------ Trecho do texto

A terceira coisa que não devemos fazer é julgar que as pessoas estão entendendo tudo o que falamos ou falarmos como se a pessoa fosse idiota, repetindo uma mesma coisa que já foi dita ou comentada. Ao falarmos com alguém devemos ser precisos nas palavras de forma que não haja dúvida daquilo que estamos falando, isto requer uma atenção sobre si e uma observação com quem estamos falando, pois existem momentos que a pessoa está totalmente dormindo e se falarmos naquele momento achando que a pessoa vai entender estamos dormindo também. Portanto, se ao constatarmos que uma pessoa está distraída devemos primeiro ficar em alerta e criar uma situação que a pessoa fique mais presente. Não confundir em ficar mais irritada, pois ao criarmos uma irritação durante a conversa estamos dormindo, pois não sabemos lidar com a pessoa que nós achamos que conhecemos, mas que na realidade nada sabemos sobre ela, ou quase nada. A atitude de uma pessoa desperta é sempre equilibrada e isto é observado na nossa tonalidade de voz e da pessoa, como também os movimentos que são diferentes quando uma pessoa está com atenção em si.
A mentira é falar ou fazer algo que não sabemos o que é, mas imaginamos saber. Por exemplo: uma pessoa diz que quer ir para um lugar, mas seus pais não querem e a pessoa fica dizendo para si mesmo que é infeliz por não fazer o que quer. Isto é uma grade mentira, pois se aparecer um gaiato que mexa com seu coração e a família não aceitar, ela arranjará um meio de manter contato físico e emocional com a pessoa indesejável, chegando até a ponto de expor sua própria saúde e sua vida por alguns momentos de prazer. Veja bem, até a sua própria vida em perigo sem nem ao menos questionar o perigo que está correndo.
Outra pessoa diz que ama o filho e que quer ter mais filhos, mas nem cuida do que tem. Não sabe como educá-lo, alimentá-lo, nem cuida das roupas que a criança veste, mas mesmo assim vai mentindo para si achando que mais um filho vai facilitar a sua própria vida de identificação.
Ao estarmos identificados com algo e aparecer outra coisa, a identificação não é dividida, é dobrada. Ao decidirmos ter uma família normal devemos saber que não se deve ter a mínima consideração com a mãe, pois ela vai rebentar o corpo todo e a sua própria saúde e um terço do seu tempo terá que ser dedicado a criatura que está para vir. Engana-se muito quem julgar que a família lhe pertence, a família foi feita para o mundo e é do mundo. Por esse motivo é que os filhos fazem o que querem e vivem como não querem. A perfeição que procuramos alcançar com nossos esforços para ter uma melhoria de consciência não deve ter nenhum empecilho, pois já temos o suficiente para trabalharmos sobre nós mesmos.

------------
------ Dados do exercício

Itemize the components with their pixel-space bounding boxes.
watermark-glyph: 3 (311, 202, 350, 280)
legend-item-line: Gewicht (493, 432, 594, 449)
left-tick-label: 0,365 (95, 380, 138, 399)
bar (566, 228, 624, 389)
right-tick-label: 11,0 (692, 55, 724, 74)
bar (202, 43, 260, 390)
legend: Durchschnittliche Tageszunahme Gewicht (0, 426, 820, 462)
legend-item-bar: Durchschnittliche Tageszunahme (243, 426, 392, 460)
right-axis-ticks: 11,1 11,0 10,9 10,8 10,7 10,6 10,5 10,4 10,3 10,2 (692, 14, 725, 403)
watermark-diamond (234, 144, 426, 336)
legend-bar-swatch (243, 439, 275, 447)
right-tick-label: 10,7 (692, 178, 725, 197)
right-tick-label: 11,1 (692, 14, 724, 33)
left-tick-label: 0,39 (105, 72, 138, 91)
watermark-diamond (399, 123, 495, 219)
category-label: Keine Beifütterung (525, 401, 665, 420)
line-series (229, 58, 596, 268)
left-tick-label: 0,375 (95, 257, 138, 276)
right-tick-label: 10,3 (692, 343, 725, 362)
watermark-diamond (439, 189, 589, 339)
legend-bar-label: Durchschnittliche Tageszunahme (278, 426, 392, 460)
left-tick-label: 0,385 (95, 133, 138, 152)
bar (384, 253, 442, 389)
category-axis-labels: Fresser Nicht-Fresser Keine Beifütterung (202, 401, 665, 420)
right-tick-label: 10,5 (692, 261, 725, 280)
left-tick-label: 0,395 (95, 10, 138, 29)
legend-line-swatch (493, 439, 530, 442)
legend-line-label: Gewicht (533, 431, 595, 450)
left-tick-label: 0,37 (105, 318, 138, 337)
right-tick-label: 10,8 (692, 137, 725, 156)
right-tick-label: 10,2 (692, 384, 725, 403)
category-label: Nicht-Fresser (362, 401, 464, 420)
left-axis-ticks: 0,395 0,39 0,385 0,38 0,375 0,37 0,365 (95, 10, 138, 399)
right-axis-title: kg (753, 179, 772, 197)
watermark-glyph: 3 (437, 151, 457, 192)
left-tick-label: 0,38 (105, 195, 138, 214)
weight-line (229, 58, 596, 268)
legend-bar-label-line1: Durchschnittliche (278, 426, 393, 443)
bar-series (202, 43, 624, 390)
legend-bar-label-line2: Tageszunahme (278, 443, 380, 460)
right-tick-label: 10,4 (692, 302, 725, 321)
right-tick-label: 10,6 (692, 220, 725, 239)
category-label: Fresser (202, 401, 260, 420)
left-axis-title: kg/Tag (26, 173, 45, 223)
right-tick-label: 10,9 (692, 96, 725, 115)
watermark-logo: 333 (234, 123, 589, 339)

------------

• Tarefas
1) De acordo com o trecho do texto, por que criar uma irritação durante a conversa mostra que estamos dormindo? Responda em uma a três frases.
2) Transcreva sem nenhuma alteração tudo o que vai do início dos registros até a linha que contém "legend-item-bar: Durchschnittliche Tageszunahme", com as duas pontas incluídas.

• Soluções por tarefa
1) Porque não sabemos lidar com a pessoa que achamos conhecer. Na realidade, não sabemos nada ou quase nada sobre ela.

2)
Itemize the components with their pixel-space bounding boxes.
watermark-glyph: 3 (311, 202, 350, 280)
legend-item-line: Gewicht (493, 432, 594, 449)
left-tick-label: 0,365 (95, 380, 138, 399)
bar (566, 228, 624, 389)
right-tick-label: 11,0 (692, 55, 724, 74)
bar (202, 43, 260, 390)
legend: Durchschnittliche Tageszunahme Gewicht (0, 426, 820, 462)
legend-item-bar: Durchschnittliche Tageszunahme (243, 426, 392, 460)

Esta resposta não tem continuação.